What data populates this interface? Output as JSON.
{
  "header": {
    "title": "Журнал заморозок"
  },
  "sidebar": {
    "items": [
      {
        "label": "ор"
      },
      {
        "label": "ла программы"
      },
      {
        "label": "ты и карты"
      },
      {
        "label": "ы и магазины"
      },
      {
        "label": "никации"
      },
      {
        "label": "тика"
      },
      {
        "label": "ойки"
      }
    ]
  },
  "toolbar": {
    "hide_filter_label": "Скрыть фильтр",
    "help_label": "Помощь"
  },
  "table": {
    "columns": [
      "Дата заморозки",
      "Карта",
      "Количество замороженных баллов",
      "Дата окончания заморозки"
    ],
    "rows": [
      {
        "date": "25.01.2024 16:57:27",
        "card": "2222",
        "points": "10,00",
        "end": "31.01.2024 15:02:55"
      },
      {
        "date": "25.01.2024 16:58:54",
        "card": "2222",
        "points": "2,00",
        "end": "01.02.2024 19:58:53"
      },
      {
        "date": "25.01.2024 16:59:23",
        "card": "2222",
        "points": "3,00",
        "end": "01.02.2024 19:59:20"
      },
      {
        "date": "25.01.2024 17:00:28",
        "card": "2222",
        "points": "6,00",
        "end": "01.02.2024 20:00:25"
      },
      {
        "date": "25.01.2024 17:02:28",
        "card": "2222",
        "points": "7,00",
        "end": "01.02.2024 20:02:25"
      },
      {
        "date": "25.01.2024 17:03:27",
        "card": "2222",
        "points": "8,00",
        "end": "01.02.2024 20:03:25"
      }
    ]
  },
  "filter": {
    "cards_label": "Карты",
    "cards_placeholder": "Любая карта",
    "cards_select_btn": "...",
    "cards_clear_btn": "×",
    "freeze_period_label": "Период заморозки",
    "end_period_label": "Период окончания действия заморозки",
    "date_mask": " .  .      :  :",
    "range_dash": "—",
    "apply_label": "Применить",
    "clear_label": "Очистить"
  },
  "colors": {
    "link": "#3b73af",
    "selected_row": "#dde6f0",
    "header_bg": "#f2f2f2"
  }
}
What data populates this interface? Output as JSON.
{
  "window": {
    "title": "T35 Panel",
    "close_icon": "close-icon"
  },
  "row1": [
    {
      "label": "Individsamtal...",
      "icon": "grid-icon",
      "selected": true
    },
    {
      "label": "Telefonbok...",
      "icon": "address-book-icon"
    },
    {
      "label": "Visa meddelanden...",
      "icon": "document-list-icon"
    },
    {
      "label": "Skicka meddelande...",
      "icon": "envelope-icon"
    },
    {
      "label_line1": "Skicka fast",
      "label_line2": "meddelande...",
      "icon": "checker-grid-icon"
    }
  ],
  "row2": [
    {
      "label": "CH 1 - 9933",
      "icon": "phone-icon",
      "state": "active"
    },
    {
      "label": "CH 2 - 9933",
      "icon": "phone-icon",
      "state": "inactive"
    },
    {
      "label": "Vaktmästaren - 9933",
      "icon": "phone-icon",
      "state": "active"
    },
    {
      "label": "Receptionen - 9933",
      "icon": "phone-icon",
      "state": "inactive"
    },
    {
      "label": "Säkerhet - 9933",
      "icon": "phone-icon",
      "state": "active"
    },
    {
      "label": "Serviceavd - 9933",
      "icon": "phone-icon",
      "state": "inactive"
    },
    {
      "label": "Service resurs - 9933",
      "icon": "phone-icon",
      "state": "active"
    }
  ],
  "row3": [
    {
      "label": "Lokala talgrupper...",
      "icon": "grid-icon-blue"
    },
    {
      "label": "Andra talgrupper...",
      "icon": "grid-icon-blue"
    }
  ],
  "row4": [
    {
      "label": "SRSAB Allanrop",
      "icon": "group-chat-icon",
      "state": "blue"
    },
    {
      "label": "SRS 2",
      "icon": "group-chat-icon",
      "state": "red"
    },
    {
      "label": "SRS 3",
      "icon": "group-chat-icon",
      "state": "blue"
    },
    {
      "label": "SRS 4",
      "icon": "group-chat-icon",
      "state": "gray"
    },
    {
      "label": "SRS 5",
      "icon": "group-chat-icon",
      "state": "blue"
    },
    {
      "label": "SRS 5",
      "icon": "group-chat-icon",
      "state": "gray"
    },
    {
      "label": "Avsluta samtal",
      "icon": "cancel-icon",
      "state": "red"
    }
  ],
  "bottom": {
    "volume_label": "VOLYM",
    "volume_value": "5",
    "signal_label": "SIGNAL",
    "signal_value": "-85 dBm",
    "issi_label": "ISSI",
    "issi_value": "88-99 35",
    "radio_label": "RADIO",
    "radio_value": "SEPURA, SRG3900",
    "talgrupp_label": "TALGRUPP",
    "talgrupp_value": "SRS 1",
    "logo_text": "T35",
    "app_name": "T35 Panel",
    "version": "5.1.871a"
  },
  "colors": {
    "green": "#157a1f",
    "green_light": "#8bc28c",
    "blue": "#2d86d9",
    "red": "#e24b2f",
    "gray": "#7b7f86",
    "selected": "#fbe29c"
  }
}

* Written task: Write out every entry exactly as given.

* Full solution:
What data populates this interface? Output as JSON.
{
  "header": {
    "title": "Журнал заморозок"
  },
  "sidebar": {
    "items": [
      {
        "label": "ор"
      },
      {
        "label": "ла программы"
      },
      {
        "label": "ты и карты"
      },
      {
        "label": "ы и магазины"
      },
      {
        "label": "никации"
      },
      {
        "label": "тика"
      },
      {
        "label": "ойки"
      }
    ]
  },
  "toolbar": {
    "hide_filter_label": "Скрыть фильтр",
    "help_label": "Помощь"
  },
  "table": {
    "columns": [
      "Дата заморозки",
      "Карта",
      "Количество замороженных баллов",
      "Дата окончания заморозки"
    ],
    "rows": [
      {
        "date": "25.01.2024 16:57:27",
        "card": "2222",
        "points": "10,00",
        "end": "31.01.2024 15:02:55"
      },
      {
        "date": "25.01.2024 16:58:54",
        "card": "2222",
        "points": "2,00",
        "end": "01.02.2024 19:58:53"
      },
      {
        "date": "25.01.2024 16:59:23",
        "card": "2222",
        "points": "3,00",
        "end": "01.02.2024 19:59:20"
      },
      {
        "date": "25.01.2024 17:00:28",
        "card": "2222",
        "points": "6,00",
        "end": "01.02.2024 20:00:25"
      },
      {
        "date": "25.01.2024 17:02:28",
        "card": "2222",
        "points": "7,00",
        "end": "01.02.2024 20:02:25"
      },
      {
        "date": "25.01.2024 17:03:27",
        "card": "2222",
        "points": "8,00",
        "end": "01.02.2024 20:03:25"
      }
    ]
  },
  "filter": {
    "cards_label": "Карты",
    "cards_placeholder": "Любая карта",
    "cards_select_btn": "...",
    "cards_clear_btn": "×",
    "freeze_period_label": "Период заморозки",
    "end_period_label": "Период окончания действия заморозки",
    "date_mask": " .  .      :  :",
    "range_dash": "—",
    "apply_label": "Применить",
    "clear_label": "Очистить"
  },
  "colors": {
    "link": "#3b73af",
    "selected_row": "#dde6f0",
    "header_bg": "#f2f2f2"
  }
}
What data populates this interface? Output as JSON.
{
  "window": {
    "title": "T35 Panel",
    "close_icon": "close-icon"
  },
  "row1": [
    {
      "label": "Individsamtal...",
      "icon": "grid-icon",
      "selected": true
    },
    {
      "label": "Telefonbok...",
      "icon": "address-book-icon"
    },
    {
      "label": "Visa meddelanden...",
      "icon": "document-list-icon"
    },
    {
      "label": "Skicka meddelande...",
      "icon": "envelope-icon"
    },
    {
      "label_line1": "Skicka fast",
      "label_line2": "meddelande...",
      "icon": "checker-grid-icon"
    }
  ],
  "row2": [
    {
      "label": "CH 1 - 9933",
      "icon": "phone-icon",
      "state": "active"
    },
    {
      "label": "CH 2 - 9933",
      "icon": "phone-icon",
      "state": "inactive"
    },
    {
      "label": "Vaktmästaren - 9933",
      "icon": "phone-icon",
      "state": "active"
    },
    {
      "label": "Receptionen - 9933",
      "icon": "phone-icon",
      "state": "inactive"
    },
    {
      "label": "Säkerhet - 9933",
      "icon": "phone-icon",
      "state": "active"
    },
    {
      "label": "Serviceavd - 9933",
      "icon": "phone-icon",
      "state": "inactive"
    },
    {
      "label": "Service resurs - 9933",
      "icon": "phone-icon",
      "state": "active"
    }
  ],
  "row3": [
    {
      "label": "Lokala talgrupper...",
      "icon": "grid-icon-blue"
    },
    {
      "label": "Andra talgrupper...",
      "icon": "grid-icon-blue"
    }
  ],
  "row4": [
    {
      "label": "SRSAB Allanrop",
      "icon": "group-chat-icon",
      "state": "blue"
    },
    {
      "label": "SRS 2",
      "icon": "group-chat-icon",
      "state": "red"
    },
    {
      "label": "SRS 3",
      "icon": "group-chat-icon",
      "state": "blue"
    },
    {
      "label": "SRS 4",
      "icon": "group-chat-icon",
      "state": "gray"
    },
    {
      "label": "SRS 5",
      "icon": "group-chat-icon",
      "state": "blue"
    },
    {
      "label": "SRS 5",
      "icon": "group-chat-icon",
      "state": "gray"
    },
    {
      "label": "Avsluta samtal",
      "icon": "cancel-icon",
      "state": "red"
    }
  ],
  "bottom": {
    "volume_label": "VOLYM",
    "volume_value": "5",
    "signal_label": "SIGNAL",
    "signal_value": "-85 dBm",
    "issi_label": "ISSI",
    "issi_value": "88-99 35",
    "radio_label": "RADIO",
    "radio_value": "SEPURA, SRG3900",
    "talgrupp_label": "TALGRUPP",
    "talgrupp_value": "SRS 1",
    "logo_text": "T35",
    "app_name": "T35 Panel",
    "version": "5.1.871a"
  },
  "colors": {
    "green": "#157a1f",
    "green_light": "#8bc28c",
    "blue": "#2d86d9",
    "red": "#e24b2f",
    "gray": "#7b7f86",
    "selected": "#fbe29c"
  }
}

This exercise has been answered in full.